Tasks and exercises:
1. In the text about hearing corn grow, how many metric tons of corn are harvested in the U.S. each year?
2. Print the part of the corn growth text between "Did you hear" and "of corn growing.", inclusive.
3. Proceed with the text about hearing corn grow, writing on from its final sentence.

── Text passage ──

Did you hear that? That was the sound of corn growing

CornSeedling_blogThere’s an old farmer’s tale that says, “On a quiet night you can hear the corn grow.” While this may seem silly, scientists were recently able to prove it true through the use of contact microphones that directly record the sounds of corn growing.

By listening to these sounds, the scientists believe corn grows in a similar way to how it breaks, and from understand these mechanisms, they may be able to improve corn — and potentially other plants too.

As explained in a recent article, corn is the leading grain crop in the U.S. with more than 350 million metric tons harvested yearly. But a lack of understanding about the mechanics involved in wind-induced corn stalk failure has hindered further improvements in corn production. Crop scientists have been working on this problem for more than 100 years, albeit with only marginal success.

“Material breakage is a lot like a microscopic earthquake: the sudden release of internal stresses sends sound waves radiating in every direction,” researcher Douglas Cook explained in the article. “We’re using special sensors called piezoelectric contact microphones to monitor the sounds emitted by corn stalks just before failure. This helps us understand the failure process more clearly.”

Cook went on to explain that he and the other researchers involved believe plant growth involves millions of tiny breakage events, and that these breakage events trigger the plant to rush to “repair” the broken regions. “By continuously breaking and repairing, the plant is able to grow taller and taller,” Cook said.

───
── Listed records ──

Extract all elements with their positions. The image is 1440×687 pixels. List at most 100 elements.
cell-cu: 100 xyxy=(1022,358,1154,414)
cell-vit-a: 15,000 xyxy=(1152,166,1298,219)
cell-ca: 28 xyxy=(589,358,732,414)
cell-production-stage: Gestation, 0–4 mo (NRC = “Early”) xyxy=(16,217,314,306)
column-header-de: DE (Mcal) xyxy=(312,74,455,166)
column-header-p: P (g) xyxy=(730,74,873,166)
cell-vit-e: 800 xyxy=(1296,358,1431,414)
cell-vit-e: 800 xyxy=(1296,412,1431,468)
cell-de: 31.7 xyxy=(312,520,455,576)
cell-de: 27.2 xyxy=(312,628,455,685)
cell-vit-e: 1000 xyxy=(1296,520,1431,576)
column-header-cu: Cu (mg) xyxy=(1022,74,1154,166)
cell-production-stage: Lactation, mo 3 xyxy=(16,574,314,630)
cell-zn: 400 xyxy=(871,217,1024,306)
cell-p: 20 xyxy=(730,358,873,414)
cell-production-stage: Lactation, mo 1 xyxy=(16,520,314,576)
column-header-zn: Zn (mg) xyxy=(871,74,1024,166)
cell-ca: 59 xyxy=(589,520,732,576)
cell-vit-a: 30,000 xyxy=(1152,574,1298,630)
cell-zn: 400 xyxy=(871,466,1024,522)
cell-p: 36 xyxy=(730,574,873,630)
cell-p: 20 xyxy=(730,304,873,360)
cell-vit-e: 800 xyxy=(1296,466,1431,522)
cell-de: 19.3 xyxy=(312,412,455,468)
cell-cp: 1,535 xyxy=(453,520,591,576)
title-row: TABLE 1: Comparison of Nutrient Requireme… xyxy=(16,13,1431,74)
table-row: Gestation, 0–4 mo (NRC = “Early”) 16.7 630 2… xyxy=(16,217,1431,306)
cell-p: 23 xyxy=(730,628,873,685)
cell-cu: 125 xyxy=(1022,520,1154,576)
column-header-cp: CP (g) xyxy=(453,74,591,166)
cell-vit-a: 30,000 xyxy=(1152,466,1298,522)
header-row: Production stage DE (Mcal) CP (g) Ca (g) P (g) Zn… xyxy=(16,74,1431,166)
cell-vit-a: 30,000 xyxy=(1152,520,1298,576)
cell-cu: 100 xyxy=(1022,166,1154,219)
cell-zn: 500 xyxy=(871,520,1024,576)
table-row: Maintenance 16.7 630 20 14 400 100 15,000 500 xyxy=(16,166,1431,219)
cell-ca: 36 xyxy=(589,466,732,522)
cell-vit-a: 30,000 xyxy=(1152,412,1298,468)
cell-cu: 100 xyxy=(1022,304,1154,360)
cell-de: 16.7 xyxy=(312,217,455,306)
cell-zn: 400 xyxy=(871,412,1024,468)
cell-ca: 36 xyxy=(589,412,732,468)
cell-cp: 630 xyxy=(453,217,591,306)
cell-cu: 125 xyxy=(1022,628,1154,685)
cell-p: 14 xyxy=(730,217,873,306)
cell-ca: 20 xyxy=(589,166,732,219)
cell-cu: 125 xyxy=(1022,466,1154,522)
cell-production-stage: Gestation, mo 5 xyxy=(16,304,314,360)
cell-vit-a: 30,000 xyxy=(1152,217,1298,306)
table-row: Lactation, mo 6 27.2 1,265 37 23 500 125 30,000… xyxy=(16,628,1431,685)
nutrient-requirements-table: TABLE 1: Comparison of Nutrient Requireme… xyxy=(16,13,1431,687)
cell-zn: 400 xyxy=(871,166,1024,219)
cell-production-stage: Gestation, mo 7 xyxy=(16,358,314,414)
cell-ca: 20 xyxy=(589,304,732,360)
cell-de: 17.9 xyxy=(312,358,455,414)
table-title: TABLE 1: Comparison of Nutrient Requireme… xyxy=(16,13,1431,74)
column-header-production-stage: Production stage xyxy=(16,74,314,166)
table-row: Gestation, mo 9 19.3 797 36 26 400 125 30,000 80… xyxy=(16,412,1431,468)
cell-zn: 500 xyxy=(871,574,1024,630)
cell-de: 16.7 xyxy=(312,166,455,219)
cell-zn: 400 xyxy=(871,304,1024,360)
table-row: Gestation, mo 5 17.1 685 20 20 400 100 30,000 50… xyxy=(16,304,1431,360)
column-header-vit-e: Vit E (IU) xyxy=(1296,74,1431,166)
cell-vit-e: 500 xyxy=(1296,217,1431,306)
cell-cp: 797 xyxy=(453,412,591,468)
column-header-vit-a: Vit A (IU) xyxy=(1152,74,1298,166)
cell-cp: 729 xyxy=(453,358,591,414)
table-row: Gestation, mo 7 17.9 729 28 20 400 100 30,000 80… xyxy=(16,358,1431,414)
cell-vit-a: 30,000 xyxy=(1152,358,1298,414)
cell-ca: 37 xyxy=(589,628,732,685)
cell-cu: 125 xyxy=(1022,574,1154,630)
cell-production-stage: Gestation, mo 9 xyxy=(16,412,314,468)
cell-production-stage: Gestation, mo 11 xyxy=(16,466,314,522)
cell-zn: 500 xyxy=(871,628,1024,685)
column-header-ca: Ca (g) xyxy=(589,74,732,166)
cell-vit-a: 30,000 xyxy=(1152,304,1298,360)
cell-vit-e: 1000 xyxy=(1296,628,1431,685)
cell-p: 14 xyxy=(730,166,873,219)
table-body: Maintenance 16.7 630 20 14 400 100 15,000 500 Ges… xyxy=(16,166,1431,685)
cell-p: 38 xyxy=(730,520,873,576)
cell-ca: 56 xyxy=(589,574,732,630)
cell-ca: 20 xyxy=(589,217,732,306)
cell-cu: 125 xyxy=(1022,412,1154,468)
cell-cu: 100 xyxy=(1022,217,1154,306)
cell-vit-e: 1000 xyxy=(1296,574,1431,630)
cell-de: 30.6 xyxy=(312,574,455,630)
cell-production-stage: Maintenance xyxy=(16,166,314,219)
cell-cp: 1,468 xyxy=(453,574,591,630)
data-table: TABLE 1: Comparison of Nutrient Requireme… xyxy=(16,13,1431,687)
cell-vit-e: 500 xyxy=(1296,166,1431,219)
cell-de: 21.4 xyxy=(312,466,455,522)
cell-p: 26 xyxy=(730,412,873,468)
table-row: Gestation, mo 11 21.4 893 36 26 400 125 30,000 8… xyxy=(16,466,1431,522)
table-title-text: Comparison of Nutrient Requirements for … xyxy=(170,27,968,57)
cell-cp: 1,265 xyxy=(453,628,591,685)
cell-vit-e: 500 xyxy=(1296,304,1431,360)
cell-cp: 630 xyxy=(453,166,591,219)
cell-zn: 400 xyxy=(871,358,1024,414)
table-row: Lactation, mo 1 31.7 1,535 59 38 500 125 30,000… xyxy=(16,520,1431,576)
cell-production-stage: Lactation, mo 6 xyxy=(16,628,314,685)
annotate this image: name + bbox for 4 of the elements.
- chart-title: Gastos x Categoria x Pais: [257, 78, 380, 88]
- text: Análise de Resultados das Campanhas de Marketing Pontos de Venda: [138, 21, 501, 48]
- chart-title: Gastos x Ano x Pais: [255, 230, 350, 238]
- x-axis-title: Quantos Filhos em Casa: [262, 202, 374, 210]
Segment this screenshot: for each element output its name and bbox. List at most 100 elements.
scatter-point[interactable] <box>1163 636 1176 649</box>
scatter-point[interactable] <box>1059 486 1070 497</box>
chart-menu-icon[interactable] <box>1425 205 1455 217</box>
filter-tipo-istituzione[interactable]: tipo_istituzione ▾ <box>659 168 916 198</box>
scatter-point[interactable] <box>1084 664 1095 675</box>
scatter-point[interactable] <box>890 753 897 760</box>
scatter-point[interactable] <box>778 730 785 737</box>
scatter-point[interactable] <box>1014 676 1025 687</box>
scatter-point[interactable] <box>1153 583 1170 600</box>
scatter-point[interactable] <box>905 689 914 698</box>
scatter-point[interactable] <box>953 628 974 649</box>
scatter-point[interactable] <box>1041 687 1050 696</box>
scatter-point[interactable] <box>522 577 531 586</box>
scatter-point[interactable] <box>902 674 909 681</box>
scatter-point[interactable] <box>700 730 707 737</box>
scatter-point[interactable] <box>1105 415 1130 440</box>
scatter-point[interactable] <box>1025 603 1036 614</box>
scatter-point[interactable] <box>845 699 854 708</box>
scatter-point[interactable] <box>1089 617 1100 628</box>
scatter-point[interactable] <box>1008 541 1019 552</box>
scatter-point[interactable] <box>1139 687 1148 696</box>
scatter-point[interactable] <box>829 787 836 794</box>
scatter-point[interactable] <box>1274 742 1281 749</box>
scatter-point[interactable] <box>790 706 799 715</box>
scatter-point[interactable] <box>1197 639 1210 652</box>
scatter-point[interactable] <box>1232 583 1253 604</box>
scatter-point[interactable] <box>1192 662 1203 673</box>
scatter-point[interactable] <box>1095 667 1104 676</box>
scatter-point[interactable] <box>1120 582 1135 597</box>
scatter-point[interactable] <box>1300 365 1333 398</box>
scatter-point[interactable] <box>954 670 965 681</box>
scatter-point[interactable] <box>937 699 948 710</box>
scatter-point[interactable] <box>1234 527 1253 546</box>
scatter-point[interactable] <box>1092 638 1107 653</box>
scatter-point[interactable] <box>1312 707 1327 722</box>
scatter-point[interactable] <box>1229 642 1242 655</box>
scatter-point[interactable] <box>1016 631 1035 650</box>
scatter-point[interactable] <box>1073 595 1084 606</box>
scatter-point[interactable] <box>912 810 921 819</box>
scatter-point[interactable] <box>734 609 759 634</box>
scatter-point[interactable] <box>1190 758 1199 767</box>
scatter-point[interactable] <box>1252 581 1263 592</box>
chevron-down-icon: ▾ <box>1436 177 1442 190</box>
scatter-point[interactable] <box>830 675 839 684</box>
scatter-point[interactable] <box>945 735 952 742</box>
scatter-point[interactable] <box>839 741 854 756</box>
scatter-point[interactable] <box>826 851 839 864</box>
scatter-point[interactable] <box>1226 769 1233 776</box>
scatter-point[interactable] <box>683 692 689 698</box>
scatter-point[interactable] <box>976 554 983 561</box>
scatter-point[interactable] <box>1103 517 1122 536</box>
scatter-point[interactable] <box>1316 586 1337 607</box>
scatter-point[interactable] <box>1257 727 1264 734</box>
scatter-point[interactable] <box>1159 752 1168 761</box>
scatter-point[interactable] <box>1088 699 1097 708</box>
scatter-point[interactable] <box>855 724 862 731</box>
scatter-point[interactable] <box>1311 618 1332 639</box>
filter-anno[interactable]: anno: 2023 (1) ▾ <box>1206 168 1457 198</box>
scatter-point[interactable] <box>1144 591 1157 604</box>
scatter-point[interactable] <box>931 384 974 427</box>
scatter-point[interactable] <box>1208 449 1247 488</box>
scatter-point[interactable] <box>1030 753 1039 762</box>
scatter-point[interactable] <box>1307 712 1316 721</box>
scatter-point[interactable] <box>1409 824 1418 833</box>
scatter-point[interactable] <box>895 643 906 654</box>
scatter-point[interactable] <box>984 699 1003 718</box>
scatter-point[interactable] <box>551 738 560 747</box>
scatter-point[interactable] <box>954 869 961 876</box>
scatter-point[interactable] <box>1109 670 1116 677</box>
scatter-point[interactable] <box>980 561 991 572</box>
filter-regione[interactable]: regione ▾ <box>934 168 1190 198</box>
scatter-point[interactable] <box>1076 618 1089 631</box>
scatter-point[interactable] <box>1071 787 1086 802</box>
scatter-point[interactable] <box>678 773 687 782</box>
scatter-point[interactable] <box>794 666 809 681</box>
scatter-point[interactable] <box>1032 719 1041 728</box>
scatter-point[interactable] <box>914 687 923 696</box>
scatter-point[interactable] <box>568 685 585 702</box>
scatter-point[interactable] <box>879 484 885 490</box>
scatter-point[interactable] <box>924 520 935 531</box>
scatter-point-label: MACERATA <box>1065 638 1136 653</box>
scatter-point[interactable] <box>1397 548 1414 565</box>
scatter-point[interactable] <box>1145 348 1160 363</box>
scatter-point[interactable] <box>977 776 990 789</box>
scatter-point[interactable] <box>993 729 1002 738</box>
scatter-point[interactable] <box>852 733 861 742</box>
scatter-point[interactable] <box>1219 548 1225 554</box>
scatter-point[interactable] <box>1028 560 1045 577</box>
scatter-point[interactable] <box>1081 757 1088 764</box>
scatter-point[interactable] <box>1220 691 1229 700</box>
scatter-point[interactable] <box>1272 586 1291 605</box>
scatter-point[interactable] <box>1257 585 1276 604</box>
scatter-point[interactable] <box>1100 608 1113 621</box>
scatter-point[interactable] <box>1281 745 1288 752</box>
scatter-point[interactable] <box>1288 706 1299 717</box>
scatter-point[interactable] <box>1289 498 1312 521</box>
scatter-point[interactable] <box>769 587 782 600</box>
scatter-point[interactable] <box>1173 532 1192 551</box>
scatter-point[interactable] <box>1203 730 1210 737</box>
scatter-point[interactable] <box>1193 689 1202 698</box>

───

Answers provided:
1. More than 350 million metric tons.

2.
Did you hear that? That was the sound of corn growing

CornSeedling_blogThere’s an old farmer’s tale that says, “On a quiet night you can hear the corn grow.” While this may seem silly, scientists were recently able to prove it true through the use of contact microphones that directly record the sounds of corn growing.

3.
While the researchers haven’t yet determined whether this is true for all plants, Cook suggested that it may be a mechanism similar to that involved in muscle development: Lifting weights imparts tiny micro-tears in the muscle and, as these are repaired, the muscle is strengthened.

This intriguing finding is the result of the fusion of two seemingly unrelated disciplines: plant science and mechanical engineering, the article states.

“Many crops are lost each year due to wind damage,” Cook said. “Engineers know a lot about how to prevent structural failure, and by using natural breeding techniques plant scientists can improve virtually any feature of the plant that they can measure. So you can imagine that a great deal of progress in plant structural integrity can be achieved by these two disciplines working together.”

In terms of applications, Cook added that this is a very young field of research, so most of the work is still fundamental in nature. “We’re learning about plant growth and breakage, which could be useful to breeders when developing optimally designed plants,” he said.

For example, they’ve learned that the leaves of corn plants actually provide the majority of structural support during periods of rapid growth. That’s quite amazing according to Cook — and not a role a leaf is typically expected to play. This should help plant scientists start developing new varieties with tougher leaves that are less susceptible to failure during the growth phase.

Cook said his background is in human biomechanics, so he and colleagues are currently using computerized tomography (CT) technology to obtain 3-D images of plants.

“We also plan to use magnetic resonance imaging (MRI) technology to visualize corn growth and development,” Cook explained. “We’d like to learn more about stalk failure — with a goal of identifying the ‘weakest link’ within the stalk failure process. Once it’s identified, plant scientists can try to improve stalk strength and resilience.”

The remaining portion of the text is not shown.